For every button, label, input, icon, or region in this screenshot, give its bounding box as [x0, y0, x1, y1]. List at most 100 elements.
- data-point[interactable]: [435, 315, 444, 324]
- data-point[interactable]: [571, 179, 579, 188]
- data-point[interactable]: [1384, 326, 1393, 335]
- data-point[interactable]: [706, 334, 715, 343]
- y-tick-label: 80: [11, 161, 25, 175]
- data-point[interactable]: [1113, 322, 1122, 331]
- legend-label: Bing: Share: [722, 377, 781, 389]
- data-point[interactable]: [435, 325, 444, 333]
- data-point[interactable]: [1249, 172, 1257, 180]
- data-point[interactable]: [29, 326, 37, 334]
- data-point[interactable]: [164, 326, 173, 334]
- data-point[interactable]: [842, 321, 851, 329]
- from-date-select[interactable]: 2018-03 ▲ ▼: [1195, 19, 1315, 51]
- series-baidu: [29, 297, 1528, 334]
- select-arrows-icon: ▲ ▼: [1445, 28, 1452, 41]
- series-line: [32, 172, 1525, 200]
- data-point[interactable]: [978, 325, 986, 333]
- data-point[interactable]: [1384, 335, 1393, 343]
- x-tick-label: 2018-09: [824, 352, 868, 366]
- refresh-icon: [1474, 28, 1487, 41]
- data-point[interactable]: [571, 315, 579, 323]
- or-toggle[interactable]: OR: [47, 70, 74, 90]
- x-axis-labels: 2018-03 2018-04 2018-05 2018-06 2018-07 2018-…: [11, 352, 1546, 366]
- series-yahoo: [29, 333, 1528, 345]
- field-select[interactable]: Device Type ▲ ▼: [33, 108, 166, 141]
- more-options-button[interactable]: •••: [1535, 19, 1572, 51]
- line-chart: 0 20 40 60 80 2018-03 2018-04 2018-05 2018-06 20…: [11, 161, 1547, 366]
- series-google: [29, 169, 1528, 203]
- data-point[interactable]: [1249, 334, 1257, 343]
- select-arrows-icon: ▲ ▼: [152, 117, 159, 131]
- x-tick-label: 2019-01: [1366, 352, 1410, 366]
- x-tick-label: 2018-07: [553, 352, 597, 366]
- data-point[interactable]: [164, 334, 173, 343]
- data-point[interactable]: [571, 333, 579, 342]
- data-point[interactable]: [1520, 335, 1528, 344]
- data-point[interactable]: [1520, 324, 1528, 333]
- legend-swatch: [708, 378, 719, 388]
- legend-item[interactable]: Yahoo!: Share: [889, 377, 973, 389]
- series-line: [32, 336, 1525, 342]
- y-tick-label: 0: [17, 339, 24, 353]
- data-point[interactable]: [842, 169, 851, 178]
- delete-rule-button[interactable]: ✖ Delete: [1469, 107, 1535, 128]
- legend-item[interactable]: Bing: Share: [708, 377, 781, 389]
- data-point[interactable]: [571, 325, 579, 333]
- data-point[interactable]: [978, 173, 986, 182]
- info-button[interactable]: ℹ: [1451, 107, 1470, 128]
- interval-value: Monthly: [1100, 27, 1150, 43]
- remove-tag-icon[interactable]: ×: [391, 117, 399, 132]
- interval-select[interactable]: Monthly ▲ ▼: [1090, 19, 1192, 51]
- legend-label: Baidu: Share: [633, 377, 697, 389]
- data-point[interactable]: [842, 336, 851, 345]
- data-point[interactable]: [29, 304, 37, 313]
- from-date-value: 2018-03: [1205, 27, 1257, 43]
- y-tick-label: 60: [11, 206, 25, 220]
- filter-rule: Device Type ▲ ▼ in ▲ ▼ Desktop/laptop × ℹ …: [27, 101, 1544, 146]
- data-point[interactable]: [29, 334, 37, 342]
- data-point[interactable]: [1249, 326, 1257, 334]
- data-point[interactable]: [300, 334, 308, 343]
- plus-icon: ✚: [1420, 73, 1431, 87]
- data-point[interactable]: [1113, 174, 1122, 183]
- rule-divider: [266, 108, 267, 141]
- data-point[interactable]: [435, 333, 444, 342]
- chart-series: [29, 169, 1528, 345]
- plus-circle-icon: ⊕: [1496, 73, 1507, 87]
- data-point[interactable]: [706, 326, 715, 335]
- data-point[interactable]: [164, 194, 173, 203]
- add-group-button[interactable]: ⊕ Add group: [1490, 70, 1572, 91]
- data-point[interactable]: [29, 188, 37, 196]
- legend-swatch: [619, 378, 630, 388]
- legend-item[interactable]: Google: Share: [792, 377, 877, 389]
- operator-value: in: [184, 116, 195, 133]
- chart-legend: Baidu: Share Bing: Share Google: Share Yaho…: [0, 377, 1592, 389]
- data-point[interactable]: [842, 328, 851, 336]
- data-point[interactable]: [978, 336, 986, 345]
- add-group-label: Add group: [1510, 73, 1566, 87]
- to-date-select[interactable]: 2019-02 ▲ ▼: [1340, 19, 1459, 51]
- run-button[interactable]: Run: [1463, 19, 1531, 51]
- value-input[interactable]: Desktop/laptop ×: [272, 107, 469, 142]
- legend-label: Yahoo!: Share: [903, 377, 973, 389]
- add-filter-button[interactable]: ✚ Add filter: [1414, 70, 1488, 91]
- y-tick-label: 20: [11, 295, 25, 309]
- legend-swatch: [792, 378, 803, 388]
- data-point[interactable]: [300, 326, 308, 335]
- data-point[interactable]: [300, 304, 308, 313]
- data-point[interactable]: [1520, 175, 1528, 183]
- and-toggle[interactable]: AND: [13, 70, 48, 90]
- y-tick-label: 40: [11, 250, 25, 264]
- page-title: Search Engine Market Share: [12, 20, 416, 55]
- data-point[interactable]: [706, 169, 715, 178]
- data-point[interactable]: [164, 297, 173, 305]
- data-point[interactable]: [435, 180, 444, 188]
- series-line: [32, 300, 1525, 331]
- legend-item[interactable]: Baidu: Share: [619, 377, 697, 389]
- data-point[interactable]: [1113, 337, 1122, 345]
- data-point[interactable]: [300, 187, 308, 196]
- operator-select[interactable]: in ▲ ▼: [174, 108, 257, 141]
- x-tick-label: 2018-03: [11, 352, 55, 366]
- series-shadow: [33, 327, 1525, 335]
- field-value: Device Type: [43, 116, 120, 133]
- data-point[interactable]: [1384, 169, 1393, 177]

————

Could you set down every line of the material above again, unchanged and in the same order?

== Task response ==
For every button, label, input, icon, or region in this screenshot, give its bounding box as [x0, y0, x1, y1]. List at most 100 elements.
- data-point[interactable]: [435, 315, 444, 324]
- data-point[interactable]: [571, 179, 579, 188]
- data-point[interactable]: [1384, 326, 1393, 335]
- data-point[interactable]: [706, 334, 715, 343]
- y-tick-label: 80: [11, 161, 25, 175]
- data-point[interactable]: [1113, 322, 1122, 331]
- legend-label: Bing: Share: [722, 377, 781, 389]
- data-point[interactable]: [435, 325, 444, 333]
- data-point[interactable]: [1249, 172, 1257, 180]
- data-point[interactable]: [29, 326, 37, 334]
- data-point[interactable]: [164, 326, 173, 334]
- data-point[interactable]: [842, 321, 851, 329]
- from-date-select[interactable]: 2018-03 ▲ ▼: [1195, 19, 1315, 51]
- series-baidu: [29, 297, 1528, 334]
- select-arrows-icon: ▲ ▼: [1445, 28, 1452, 41]
- series-line: [32, 172, 1525, 200]
- data-point[interactable]: [978, 325, 986, 333]
- data-point[interactable]: [1384, 335, 1393, 343]
- x-tick-label: 2018-09: [824, 352, 868, 366]
- refresh-icon: [1474, 28, 1487, 41]
- data-point[interactable]: [571, 315, 579, 323]
- or-toggle[interactable]: OR: [47, 70, 74, 90]
- x-axis-labels: 2018-03 2018-04 2018-05 2018-06 2018-07 2018-…: [11, 352, 1546, 366]
- series-yahoo: [29, 333, 1528, 345]
- field-select[interactable]: Device Type ▲ ▼: [33, 108, 166, 141]
- more-options-button[interactable]: •••: [1535, 19, 1572, 51]
- line-chart: 0 20 40 60 80 2018-03 2018-04 2018-05 2018-06 20…: [11, 161, 1547, 366]
- series-google: [29, 169, 1528, 203]
- data-point[interactable]: [1249, 334, 1257, 343]
- select-arrows-icon: ▲ ▼: [152, 117, 159, 131]
- x-tick-label: 2019-01: [1366, 352, 1410, 366]
- x-tick-label: 2018-07: [553, 352, 597, 366]
- data-point[interactable]: [164, 334, 173, 343]
- data-point[interactable]: [571, 333, 579, 342]
- data-point[interactable]: [1520, 335, 1528, 344]
- data-point[interactable]: [1520, 324, 1528, 333]
- legend-swatch: [708, 378, 719, 388]
- legend-item[interactable]: Yahoo!: Share: [889, 377, 973, 389]
- series-line: [32, 336, 1525, 342]
- y-tick-label: 0: [17, 339, 24, 353]
- data-point[interactable]: [842, 169, 851, 178]
- delete-rule-button[interactable]: ✖ Delete: [1469, 107, 1535, 128]
- legend-item[interactable]: Bing: Share: [708, 377, 781, 389]
- data-point[interactable]: [571, 325, 579, 333]
- data-point[interactable]: [978, 173, 986, 182]
- info-button[interactable]: ℹ: [1451, 107, 1470, 128]
- interval-value: Monthly: [1100, 27, 1150, 43]
- remove-tag-icon[interactable]: ×: [391, 117, 399, 132]
- interval-select[interactable]: Monthly ▲ ▼: [1090, 19, 1192, 51]
- legend-label: Baidu: Share: [633, 377, 697, 389]
- data-point[interactable]: [842, 336, 851, 345]
- data-point[interactable]: [29, 304, 37, 313]
- from-date-value: 2018-03: [1205, 27, 1257, 43]
- y-tick-label: 60: [11, 206, 25, 220]
- filter-rule: Device Type ▲ ▼ in ▲ ▼ Desktop/laptop × ℹ …: [27, 101, 1544, 146]
- data-point[interactable]: [29, 334, 37, 342]
- data-point[interactable]: [1249, 326, 1257, 334]
- data-point[interactable]: [300, 334, 308, 343]
- plus-icon: ✚: [1420, 73, 1431, 87]
- data-point[interactable]: [1113, 174, 1122, 183]
- rule-divider: [266, 108, 267, 141]
- data-point[interactable]: [435, 333, 444, 342]
- chart-series: [29, 169, 1528, 345]
- plus-circle-icon: ⊕: [1496, 73, 1507, 87]
- data-point[interactable]: [706, 326, 715, 335]
- data-point[interactable]: [164, 194, 173, 203]
- add-group-button[interactable]: ⊕ Add group: [1490, 70, 1572, 91]
- data-point[interactable]: [29, 188, 37, 196]
- legend-swatch: [619, 378, 630, 388]
- legend-item[interactable]: Google: Share: [792, 377, 877, 389]
- operator-value: in: [184, 116, 195, 133]
- chart-legend: Baidu: Share Bing: Share Google: Share Yaho…: [0, 377, 1592, 389]
- data-point[interactable]: [842, 328, 851, 336]
- data-point[interactable]: [978, 336, 986, 345]
- add-group-label: Add group: [1510, 73, 1566, 87]
- to-date-select[interactable]: 2019-02 ▲ ▼: [1340, 19, 1459, 51]
- run-button[interactable]: Run: [1463, 19, 1531, 51]
- value-input[interactable]: Desktop/laptop ×: [272, 107, 469, 142]
- legend-label: Yahoo!: Share: [903, 377, 973, 389]
- add-filter-button[interactable]: ✚ Add filter: [1414, 70, 1488, 91]
- y-tick-label: 20: [11, 295, 25, 309]
- legend-swatch: [792, 378, 803, 388]
- data-point[interactable]: [300, 326, 308, 335]
- data-point[interactable]: [300, 304, 308, 313]
- data-point[interactable]: [1520, 175, 1528, 183]
- and-toggle[interactable]: AND: [13, 70, 48, 90]
- y-tick-label: 40: [11, 250, 25, 264]
- page-title: Search Engine Market Share: [12, 20, 416, 55]
- data-point[interactable]: [706, 169, 715, 178]
- data-point[interactable]: [164, 297, 173, 305]
- data-point[interactable]: [435, 180, 444, 188]
- series-line: [32, 300, 1525, 331]
- legend-item[interactable]: Baidu: Share: [619, 377, 697, 389]
- data-point[interactable]: [1113, 337, 1122, 345]
- data-point[interactable]: [300, 187, 308, 196]
- operator-select[interactable]: in ▲ ▼: [174, 108, 257, 141]
- x-tick-label: 2018-03: [11, 352, 55, 366]
- series-shadow: [33, 327, 1525, 335]
- field-value: Device Type: [43, 116, 120, 133]
- data-point[interactable]: [1384, 169, 1393, 177]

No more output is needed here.